(Items from a figure collection)
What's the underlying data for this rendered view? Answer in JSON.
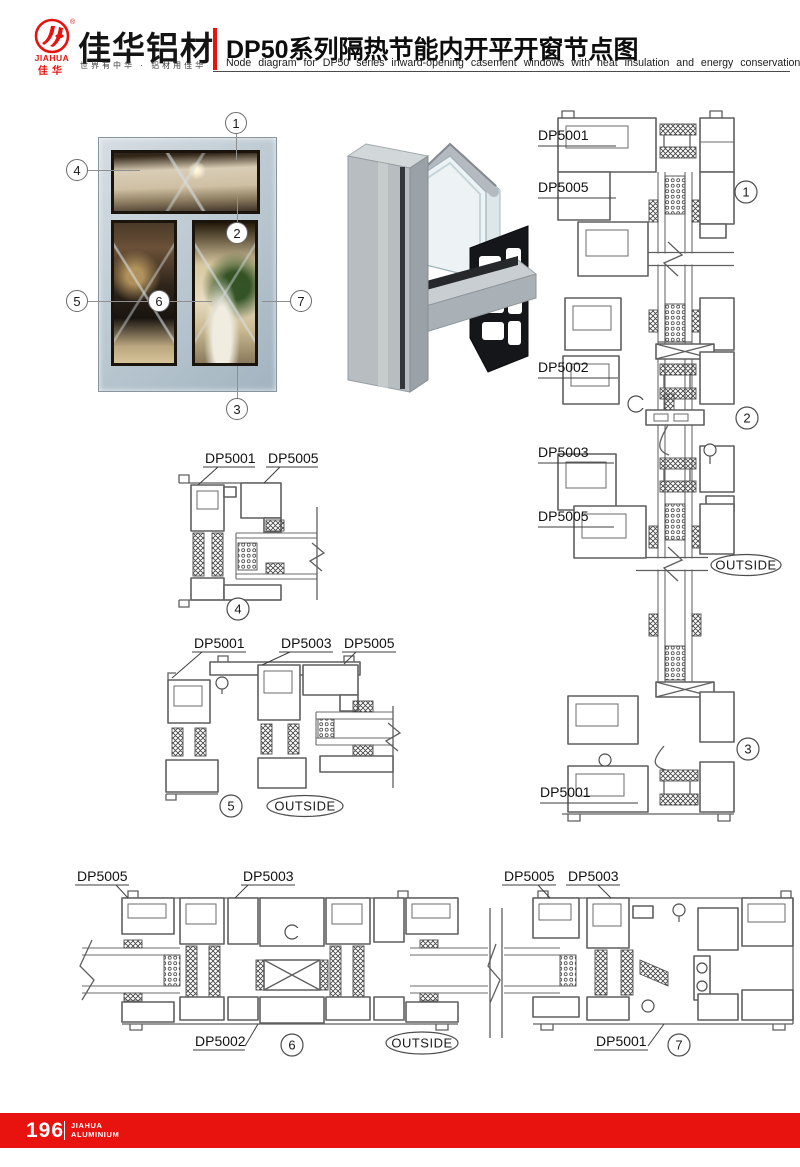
{
  "header": {
    "logo": {
      "brand_en": "JIAHUA",
      "brand_cn": "佳华",
      "reg_mark": "®"
    },
    "brand_title": "佳华铝材",
    "brand_slogan": "世界有中华 · 铝材用佳华",
    "title_cn": "DP50系列隔热节能内开平开窗节点图",
    "title_en": "Node diagram for DP50 series inward-opening casement windows with heat insulation and energy conservation"
  },
  "photo": {
    "callouts": [
      {
        "n": "1"
      },
      {
        "n": "2"
      },
      {
        "n": "3"
      },
      {
        "n": "4"
      },
      {
        "n": "5"
      },
      {
        "n": "6"
      },
      {
        "n": "7"
      }
    ]
  },
  "diagrams": {
    "vertical_section": {
      "labels": [
        "DP5001",
        "DP5005",
        "DP5002",
        "DP5003",
        "DP5005",
        "DP5001"
      ],
      "markers": [
        "1",
        "2",
        "3"
      ],
      "outside": "OUTSIDE"
    },
    "detail_4": {
      "labels": [
        "DP5001",
        "DP5005"
      ],
      "marker": "4"
    },
    "detail_5": {
      "labels": [
        "DP5001",
        "DP5003",
        "DP5005"
      ],
      "marker": "5",
      "outside": "OUTSIDE"
    },
    "bottom_section": {
      "left_labels": [
        "DP5005",
        "DP5003",
        "DP5002"
      ],
      "right_labels": [
        "DP5005",
        "DP5003",
        "DP5001"
      ],
      "markers": [
        "6",
        "7"
      ],
      "outside": "OUTSIDE"
    }
  },
  "footer": {
    "page_number": "196",
    "brand_line1": "JIAHUA",
    "brand_line2": "ALUMINIUM"
  },
  "colors": {
    "accent_red": "#e8120f",
    "drawing_line": "#5f5f5f",
    "window_frame": "#b9c6d0"
  }
}
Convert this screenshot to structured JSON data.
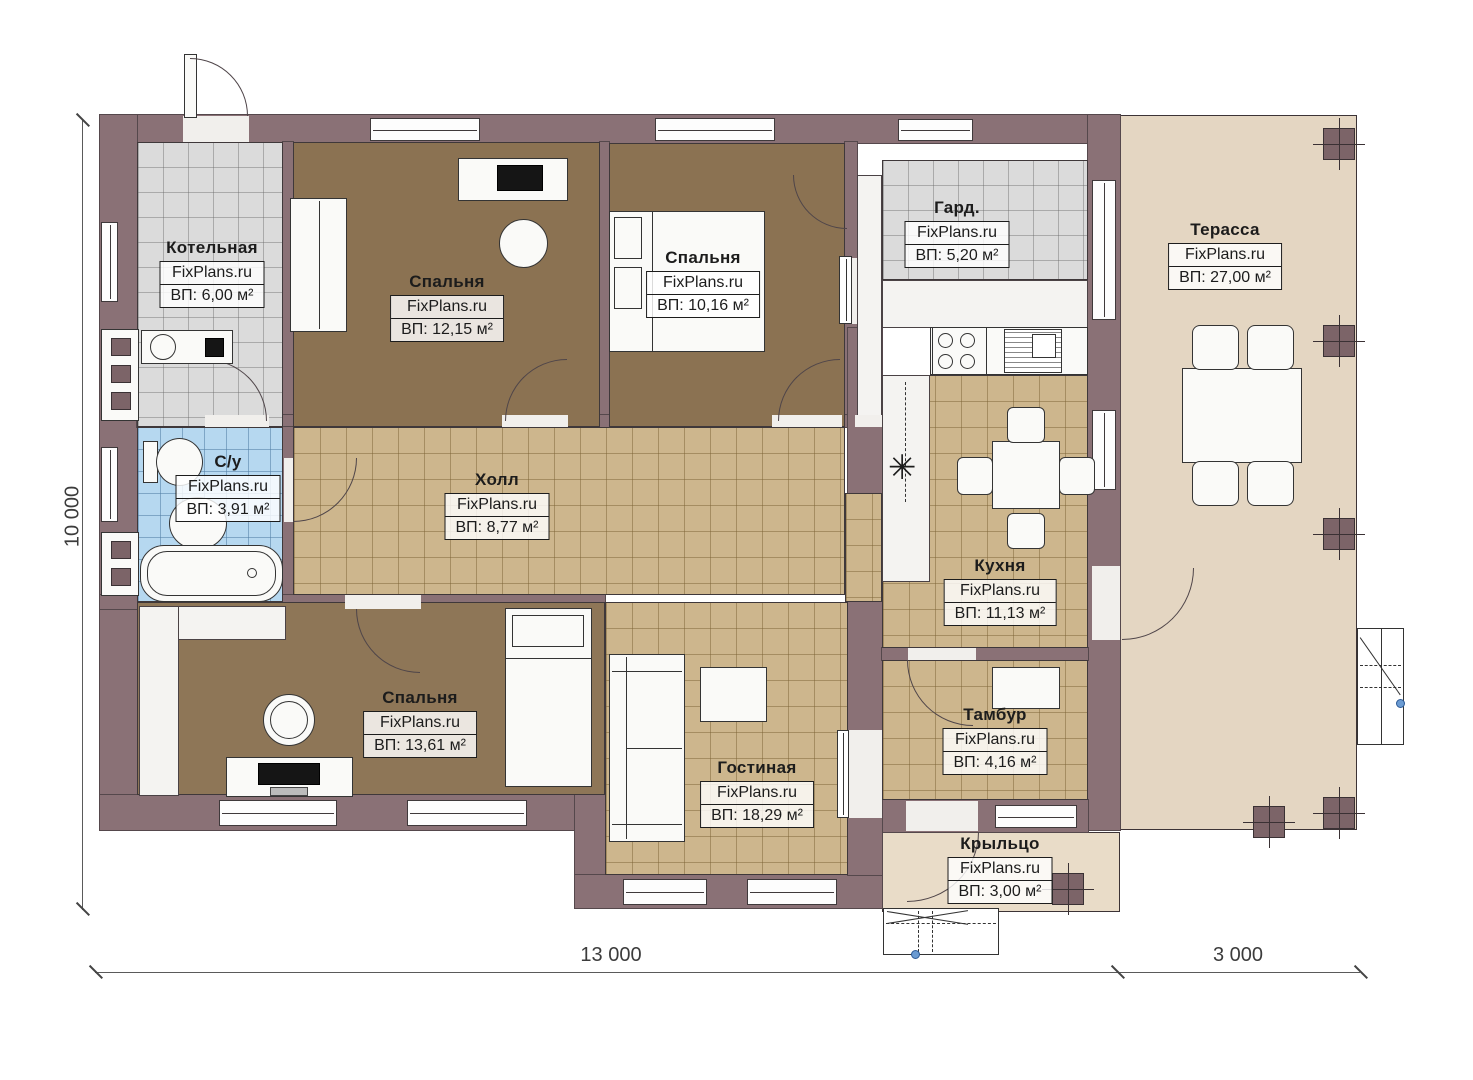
{
  "watermark": "FixPlans.ru",
  "rooms": [
    {
      "name": "Котельная",
      "area": "ВП: 6,00 м²"
    },
    {
      "name": "Спальня",
      "area": "ВП: 12,15 м²"
    },
    {
      "name": "Спальня",
      "area": "ВП: 10,16 м²"
    },
    {
      "name": "Гард.",
      "area": "ВП: 5,20 м²"
    },
    {
      "name": "Терасса",
      "area": "ВП: 27,00 м²"
    },
    {
      "name": "С/у",
      "area": "ВП: 3,91 м²"
    },
    {
      "name": "Холл",
      "area": "ВП: 8,77 м²"
    },
    {
      "name": "Кухня",
      "area": "ВП: 11,13 м²"
    },
    {
      "name": "Спальня",
      "area": "ВП: 13,61 м²"
    },
    {
      "name": "Гостиная",
      "area": "ВП: 18,29 м²"
    },
    {
      "name": "Тамбур",
      "area": "ВП: 4,16 м²"
    },
    {
      "name": "Крыльцо",
      "area": "ВП: 3,00 м²"
    }
  ],
  "dimensions": {
    "left": "10 000",
    "bottom_main": "13 000",
    "bottom_right": "3 000"
  },
  "symbols": {
    "fridge_marker": "✳"
  },
  "colors": {
    "wall": "#8a7176",
    "bedroom_floor": "#8b7252",
    "tile_floor": "#cdb68d",
    "terrace": "#e4d6c2",
    "bathroom_tile": "#b6d8f0",
    "utility_tile": "#dbdbdb"
  }
}
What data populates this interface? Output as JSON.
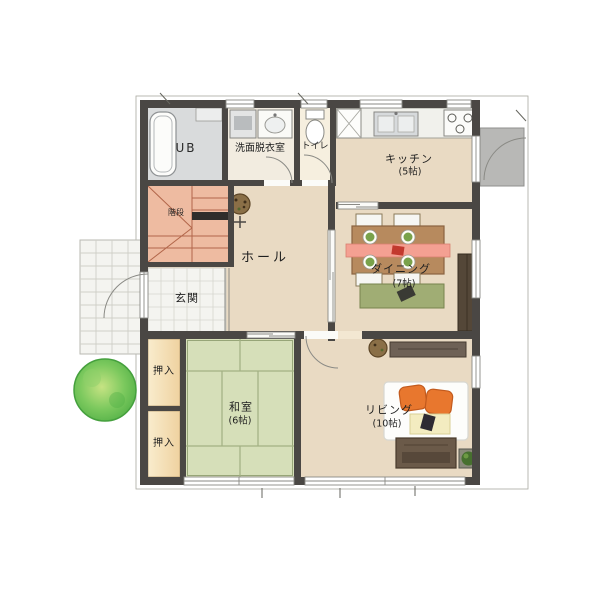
{
  "rooms": {
    "ub": {
      "label": "UB"
    },
    "washroom": {
      "label": "洗面脱衣室"
    },
    "toilet": {
      "label": "トイレ"
    },
    "kitchen": {
      "label": "キッチン",
      "size": "(5帖)"
    },
    "hall": {
      "label": "ホール"
    },
    "stairs": {
      "label": "階段"
    },
    "genkan": {
      "label": "玄関"
    },
    "dining": {
      "label": "ダイニング",
      "size": "(7帖)"
    },
    "washitsu": {
      "label": "和室",
      "size": "(6帖)"
    },
    "living": {
      "label": "リビング",
      "size": "(10帖)"
    },
    "oshiire_upper": {
      "label": "押入"
    },
    "oshiire_lower": {
      "label": "押入"
    }
  },
  "colors": {
    "wall": "#4a4744",
    "floor": "#e9dac3",
    "tatami": "#d6dfb9",
    "closet": "#f6e2ba",
    "stairs": "#eebba1",
    "bath": "#d9dbdc",
    "washroom": "#f2ece0",
    "toilet_room": "#f6efdf",
    "tile": "#f4f4f0",
    "landing": "#b8b8b6",
    "tree": "#5cb54c",
    "cushion": "#e8772e",
    "dining_rug": "#a0ad74",
    "table": "#b78a5e",
    "runner": "#f4a092",
    "tv_board": "#6b5a49"
  }
}
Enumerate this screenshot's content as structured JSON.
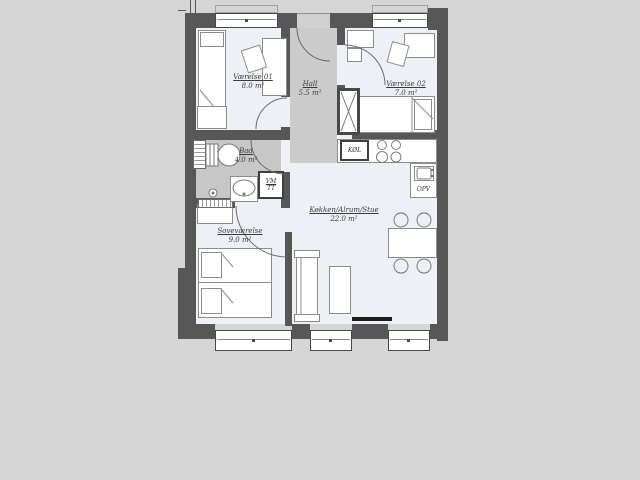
{
  "plan_title": "Apartment floor plan",
  "rooms": [
    {
      "name": "Værelse 01",
      "area": "8.0 m²"
    },
    {
      "name": "Hall",
      "area": "5.5 m²"
    },
    {
      "name": "Værelse 02",
      "area": "7.0 m²"
    },
    {
      "name": "Bad",
      "area": "4.0 m²"
    },
    {
      "name": "Soveværelse",
      "area": "9.0 m²"
    },
    {
      "name": "Køkken/Alrum/Stue",
      "area": "22.0 m²"
    }
  ],
  "appliances": {
    "fridge": "KØL",
    "dishwasher": "OPV",
    "washer": "VM",
    "dryer": "TT"
  },
  "colors": {
    "bg": "#d5d5d5",
    "wall": "#575757",
    "room": "#edf1f5",
    "hall": "#cbcbcb",
    "bath": "#c7c7c7"
  }
}
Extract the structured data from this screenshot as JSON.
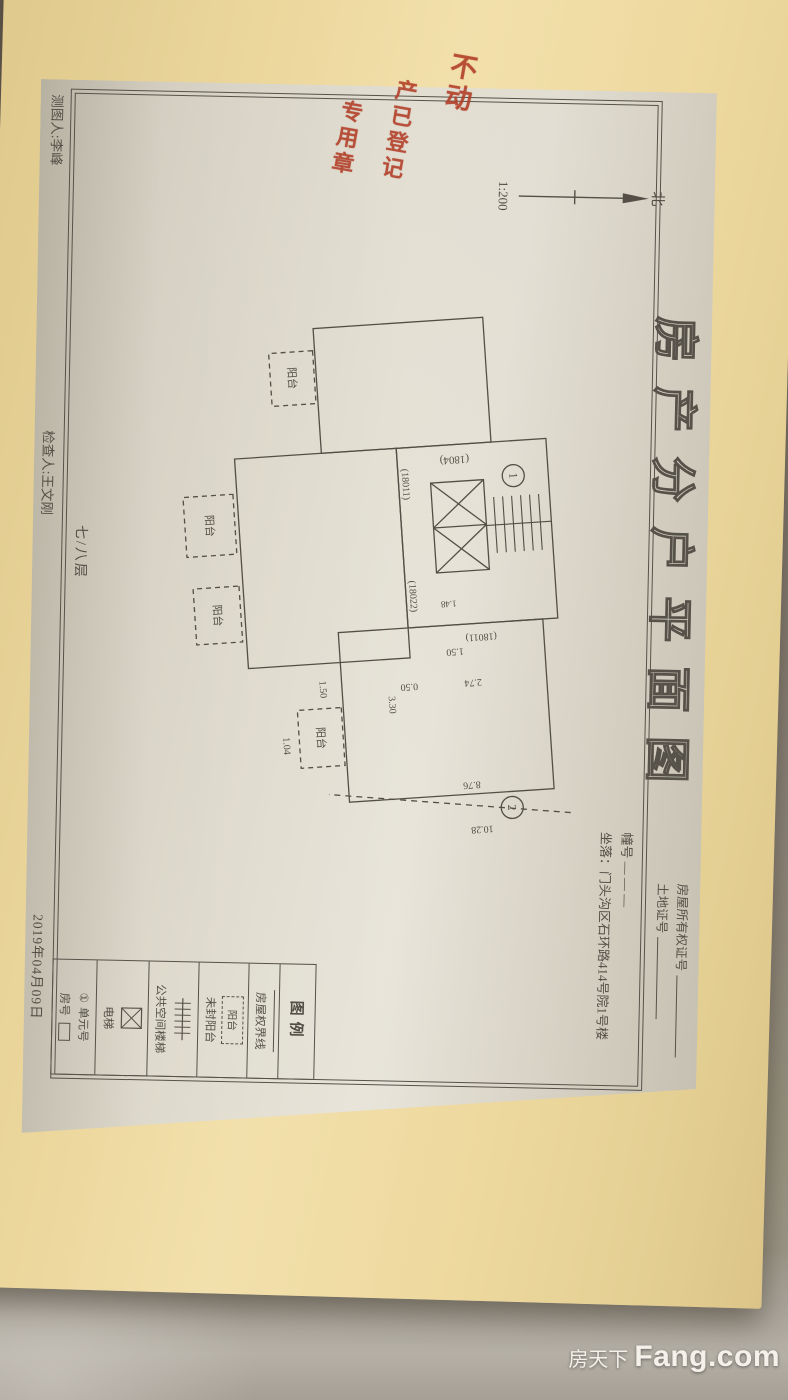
{
  "photo": {
    "colors": {
      "folder_yellow": "#eed9a0",
      "sheet_paper": "#ddd8cb",
      "ink": "#534f46",
      "stamp_red": "#b23e28",
      "background": "#8a8177"
    }
  },
  "document": {
    "title": "房产分户平面图",
    "header": {
      "cert1_label": "房屋所有权证号",
      "cert2_label": "土地证号",
      "building_label": "幢号",
      "building_value": "— — —",
      "location": "坐落：门头沟区石环路414号院1号楼"
    },
    "compass": {
      "north": "北",
      "scale": "1:200"
    },
    "floor_label": "七/八层",
    "plan": {
      "unit1": "1",
      "unit2": "2",
      "balcony": "阳台",
      "codes": {
        "c1804": "(1804)",
        "c18011": "(18011)",
        "c18022": "(18022)"
      },
      "dims": {
        "d274": "2.74",
        "d050": "0.50",
        "d330": "3.30",
        "d150": "1.50",
        "d104": "1.04",
        "d876": "8.76",
        "d1028": "10.28",
        "d148": "1.48"
      }
    },
    "legend": {
      "title": "图例",
      "unit_symbol": "①",
      "items": [
        {
          "label": "房屋权界线"
        },
        {
          "label": "阳台"
        },
        {
          "label": "未封阳台"
        },
        {
          "label": "公共空间楼梯"
        },
        {
          "label": "电梯"
        },
        {
          "label": "单元号"
        },
        {
          "label": "房号"
        }
      ]
    },
    "footer": {
      "drafter": "测图人:李峰",
      "checker": "检查人:王文刚",
      "date": "2019年04月09日"
    }
  },
  "stamp": {
    "col1": "不动",
    "col2": "产已登记",
    "col3": "专用章"
  },
  "watermark": {
    "cn": "房天下",
    "en": "Fang.com"
  }
}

## YOUR OBJECTIVE
Skipping the pictures, transcribe each line above exactly as it appears.

## TASK RESPONSE
What's the underlying data for this rendered view? Answer in JSON.
{
  "header": {
    "logo": {
      "brand_en": "JIAHUA",
      "brand_cn": "佳华",
      "reg_mark": "®"
    },
    "brand_title": "佳华铝材",
    "brand_slogan": "世界有中华 · 铝材用佳华",
    "title_cn": "DP50系列隔热节能内开平开窗节点图",
    "title_en": "Node diagram for DP50 series inward-opening casement windows with heat insulation and energy conservation"
  },
  "photo": {
    "callouts": [
      {
        "n": "1"
      },
      {
        "n": "2"
      },
      {
        "n": "3"
      },
      {
        "n": "4"
      },
      {
        "n": "5"
      },
      {
        "n": "6"
      },
      {
        "n": "7"
      }
    ]
  },
  "diagrams": {
    "vertical_section": {
      "labels": [
        "DP5001",
        "DP5005",
        "DP5002",
        "DP5003",
        "DP5005",
        "DP5001"
      ],
      "markers": [
        "1",
        "2",
        "3"
      ],
      "outside": "OUTSIDE"
    },
    "detail_4": {
      "labels": [
        "DP5001",
        "DP5005"
      ],
      "marker": "4"
    },
    "detail_5": {
      "labels": [
        "DP5001",
        "DP5003",
        "DP5005"
      ],
      "marker": "5",
      "outside": "OUTSIDE"
    },
    "bottom_section": {
      "left_labels": [
        "DP5005",
        "DP5003",
        "DP5002"
      ],
      "right_labels": [
        "DP5005",
        "DP5003",
        "DP5001"
      ],
      "markers": [
        "6",
        "7"
      ],
      "outside": "OUTSIDE"
    }
  },
  "footer": {
    "page_number": "196",
    "brand_line1": "JIAHUA",
    "brand_line2": "ALUMINIUM"
  },
  "colors": {
    "accent_red": "#e8120f",
    "drawing_line": "#5f5f5f",
    "window_frame": "#b9c6d0"
  }
}
Convert this screenshot to structured JSON data.
{
  "watermark": "FixPlans.ru",
  "rooms": [
    {
      "name": "Котельная",
      "area": "ВП: 6,00 м²"
    },
    {
      "name": "Спальня",
      "area": "ВП: 12,15 м²"
    },
    {
      "name": "Спальня",
      "area": "ВП: 10,16 м²"
    },
    {
      "name": "Гард.",
      "area": "ВП: 5,20 м²"
    },
    {
      "name": "Терасса",
      "area": "ВП: 27,00 м²"
    },
    {
      "name": "С/у",
      "area": "ВП: 3,91 м²"
    },
    {
      "name": "Холл",
      "area": "ВП: 8,77 м²"
    },
    {
      "name": "Кухня",
      "area": "ВП: 11,13 м²"
    },
    {
      "name": "Спальня",
      "area": "ВП: 13,61 м²"
    },
    {
      "name": "Гостиная",
      "area": "ВП: 18,29 м²"
    },
    {
      "name": "Тамбур",
      "area": "ВП: 4,16 м²"
    },
    {
      "name": "Крыльцо",
      "area": "ВП: 3,00 м²"
    }
  ],
  "dimensions": {
    "left": "10 000",
    "bottom_main": "13 000",
    "bottom_right": "3 000"
  },
  "symbols": {
    "fridge_marker": "✳"
  },
  "colors": {
    "wall": "#8a7176",
    "bedroom_floor": "#8b7252",
    "tile_floor": "#cdb68d",
    "terrace": "#e4d6c2",
    "bathroom_tile": "#b6d8f0",
    "utility_tile": "#dbdbdb"
  }
}
What data populates this interface? Output as JSON.
{
  "rooms": {
    "ub": {
      "label": "UB"
    },
    "washroom": {
      "label": "洗面脱衣室"
    },
    "toilet": {
      "label": "トイレ"
    },
    "kitchen": {
      "label": "キッチン",
      "size": "(5帖)"
    },
    "hall": {
      "label": "ホール"
    },
    "stairs": {
      "label": "階段"
    },
    "genkan": {
      "label": "玄関"
    },
    "dining": {
      "label": "ダイニング",
      "size": "(7帖)"
    },
    "washitsu": {
      "label": "和室",
      "size": "(6帖)"
    },
    "living": {
      "label": "リビング",
      "size": "(10帖)"
    },
    "oshiire_upper": {
      "label": "押入"
    },
    "oshiire_lower": {
      "label": "押入"
    }
  },
  "colors": {
    "wall": "#4a4744",
    "floor": "#e9dac3",
    "tatami": "#d6dfb9",
    "closet": "#f6e2ba",
    "stairs": "#eebba1",
    "bath": "#d9dbdc",
    "washroom": "#f2ece0",
    "toilet_room": "#f6efdf",
    "tile": "#f4f4f0",
    "landing": "#b8b8b6",
    "tree": "#5cb54c",
    "cushion": "#e8772e",
    "dining_rug": "#a0ad74",
    "table": "#b78a5e",
    "runner": "#f4a092",
    "tv_board": "#6b5a49"
  }
}
Enumerate this screenshot's content as structured JSON.
{
  "plan_title": "Apartment floor plan",
  "rooms": [
    {
      "name": "Værelse 01",
      "area": "8.0 m²"
    },
    {
      "name": "Hall",
      "area": "5.5 m²"
    },
    {
      "name": "Værelse 02",
      "area": "7.0 m²"
    },
    {
      "name": "Bad",
      "area": "4.0 m²"
    },
    {
      "name": "Soveværelse",
      "area": "9.0 m²"
    },
    {
      "name": "Køkken/Alrum/Stue",
      "area": "22.0 m²"
    }
  ],
  "appliances": {
    "fridge": "KØL",
    "dishwasher": "OPV",
    "washer": "VM",
    "dryer": "TT"
  },
  "colors": {
    "bg": "#d5d5d5",
    "wall": "#575757",
    "room": "#edf1f5",
    "hall": "#cbcbcb",
    "bath": "#c7c7c7"
  }
}
Extract the structured data from this screenshot as JSON.
{
  "photo": {
    "colors": {
      "folder_yellow": "#eed9a0",
      "sheet_paper": "#ddd8cb",
      "ink": "#534f46",
      "stamp_red": "#b23e28",
      "background": "#8a8177"
    }
  },
  "document": {
    "title": "房产分户平面图",
    "header": {
      "cert1_label": "房屋所有权证号",
      "cert2_label": "土地证号",
      "building_label": "幢号",
      "building_value": "— — —",
      "location": "坐落：门头沟区石环路414号院1号楼"
    },
    "compass": {
      "north": "北",
      "scale": "1:200"
    },
    "floor_label": "七/八层",
    "plan": {
      "unit1": "1",
      "unit2": "2",
      "balcony": "阳台",
      "codes": {
        "c1804": "(1804)",
        "c18011": "(18011)",
        "c18022": "(18022)"
      },
      "dims": {
        "d274": "2.74",
        "d050": "0.50",
        "d330": "3.30",
        "d150": "1.50",
        "d104": "1.04",
        "d876": "8.76",
        "d1028": "10.28",
        "d148": "1.48"
      }
    },
    "legend": {
      "title": "图例",
      "unit_symbol": "①",
      "items": [
        {
          "label": "房屋权界线"
        },
        {
          "label": "阳台"
        },
        {
          "label": "未封阳台"
        },
        {
          "label": "公共空间楼梯"
        },
        {
          "label": "电梯"
        },
        {
          "label": "单元号"
        },
        {
          "label": "房号"
        }
      ]
    },
    "footer": {
      "drafter": "测图人:李峰",
      "checker": "检查人:王文刚",
      "date": "2019年04月09日"
    }
  },
  "stamp": {
    "col1": "不动",
    "col2": "产已登记",
    "col3": "专用章"
  },
  "watermark": {
    "cn": "房天下",
    "en": "Fang.com"
  }
}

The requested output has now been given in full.